[Raw records]
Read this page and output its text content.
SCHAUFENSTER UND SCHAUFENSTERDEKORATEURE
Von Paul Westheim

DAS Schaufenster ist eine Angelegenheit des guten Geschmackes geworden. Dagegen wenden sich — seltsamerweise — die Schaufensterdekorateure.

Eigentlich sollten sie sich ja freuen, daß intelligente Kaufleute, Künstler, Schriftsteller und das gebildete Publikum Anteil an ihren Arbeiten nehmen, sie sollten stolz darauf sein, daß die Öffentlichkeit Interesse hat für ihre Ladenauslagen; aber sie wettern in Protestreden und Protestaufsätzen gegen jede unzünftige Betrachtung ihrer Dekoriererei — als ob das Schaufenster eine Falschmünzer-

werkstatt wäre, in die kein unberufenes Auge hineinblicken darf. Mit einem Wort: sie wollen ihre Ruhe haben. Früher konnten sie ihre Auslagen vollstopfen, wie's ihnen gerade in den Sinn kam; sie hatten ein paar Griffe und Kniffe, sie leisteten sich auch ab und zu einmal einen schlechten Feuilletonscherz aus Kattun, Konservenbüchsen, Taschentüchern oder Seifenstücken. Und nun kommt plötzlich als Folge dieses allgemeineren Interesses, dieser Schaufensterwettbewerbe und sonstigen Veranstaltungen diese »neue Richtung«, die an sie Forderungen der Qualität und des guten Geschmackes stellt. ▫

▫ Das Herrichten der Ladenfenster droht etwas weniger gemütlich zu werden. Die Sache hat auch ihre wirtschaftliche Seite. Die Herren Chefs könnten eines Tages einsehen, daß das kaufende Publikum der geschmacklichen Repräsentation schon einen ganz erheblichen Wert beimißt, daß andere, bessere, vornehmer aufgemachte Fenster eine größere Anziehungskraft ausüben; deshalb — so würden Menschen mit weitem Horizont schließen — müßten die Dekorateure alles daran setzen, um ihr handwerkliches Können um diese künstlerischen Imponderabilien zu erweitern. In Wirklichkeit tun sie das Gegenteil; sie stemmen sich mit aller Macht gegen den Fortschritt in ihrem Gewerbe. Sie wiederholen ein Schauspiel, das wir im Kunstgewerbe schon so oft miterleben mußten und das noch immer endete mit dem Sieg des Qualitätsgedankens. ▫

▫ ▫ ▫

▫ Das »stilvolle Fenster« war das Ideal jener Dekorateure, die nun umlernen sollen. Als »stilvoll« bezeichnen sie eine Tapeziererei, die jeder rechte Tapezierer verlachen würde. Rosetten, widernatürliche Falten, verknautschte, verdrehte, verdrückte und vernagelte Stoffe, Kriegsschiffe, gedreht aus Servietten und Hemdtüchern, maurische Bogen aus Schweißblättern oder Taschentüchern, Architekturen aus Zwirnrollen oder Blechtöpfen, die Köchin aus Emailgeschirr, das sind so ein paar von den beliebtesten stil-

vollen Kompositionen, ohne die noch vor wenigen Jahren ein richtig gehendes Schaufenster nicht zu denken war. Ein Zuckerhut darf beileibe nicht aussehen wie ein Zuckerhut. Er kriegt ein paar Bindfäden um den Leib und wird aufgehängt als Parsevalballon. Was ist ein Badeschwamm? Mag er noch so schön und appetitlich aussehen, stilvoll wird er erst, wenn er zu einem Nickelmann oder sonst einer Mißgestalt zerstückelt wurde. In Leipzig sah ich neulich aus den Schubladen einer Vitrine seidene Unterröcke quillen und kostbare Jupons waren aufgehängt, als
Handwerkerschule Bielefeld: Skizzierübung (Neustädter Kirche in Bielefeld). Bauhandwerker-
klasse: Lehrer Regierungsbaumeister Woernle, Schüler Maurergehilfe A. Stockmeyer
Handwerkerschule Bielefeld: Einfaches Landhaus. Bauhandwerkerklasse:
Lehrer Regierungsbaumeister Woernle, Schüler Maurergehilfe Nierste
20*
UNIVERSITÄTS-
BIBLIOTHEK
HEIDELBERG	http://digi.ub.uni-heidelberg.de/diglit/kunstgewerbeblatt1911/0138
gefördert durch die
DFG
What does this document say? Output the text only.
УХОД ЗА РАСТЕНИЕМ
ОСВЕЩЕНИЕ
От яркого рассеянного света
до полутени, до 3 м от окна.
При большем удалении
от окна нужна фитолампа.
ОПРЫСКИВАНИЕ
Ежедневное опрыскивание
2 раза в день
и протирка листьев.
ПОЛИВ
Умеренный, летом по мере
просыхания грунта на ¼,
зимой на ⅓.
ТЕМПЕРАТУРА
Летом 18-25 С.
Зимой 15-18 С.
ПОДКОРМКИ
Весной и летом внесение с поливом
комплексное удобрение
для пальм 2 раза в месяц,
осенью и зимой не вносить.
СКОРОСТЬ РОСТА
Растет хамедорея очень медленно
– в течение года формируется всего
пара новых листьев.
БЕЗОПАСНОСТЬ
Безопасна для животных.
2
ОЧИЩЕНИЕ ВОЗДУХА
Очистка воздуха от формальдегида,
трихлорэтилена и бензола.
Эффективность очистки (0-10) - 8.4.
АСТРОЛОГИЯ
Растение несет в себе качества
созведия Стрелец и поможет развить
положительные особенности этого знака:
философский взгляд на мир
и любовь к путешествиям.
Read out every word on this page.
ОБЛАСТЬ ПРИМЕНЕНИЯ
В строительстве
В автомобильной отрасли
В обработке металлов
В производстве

_Instructions to follow_:
Your answer should consist only of the lines from the one with "Read out every word on this page." through the end of the data above, reproduced exactly.

_Complete output_:
Read out every word on this page.
ОБЛАСТЬ ПРИМЕНЕНИЯ
В строительстве
В автомобильной отрасли
В обработке металлов
В производстве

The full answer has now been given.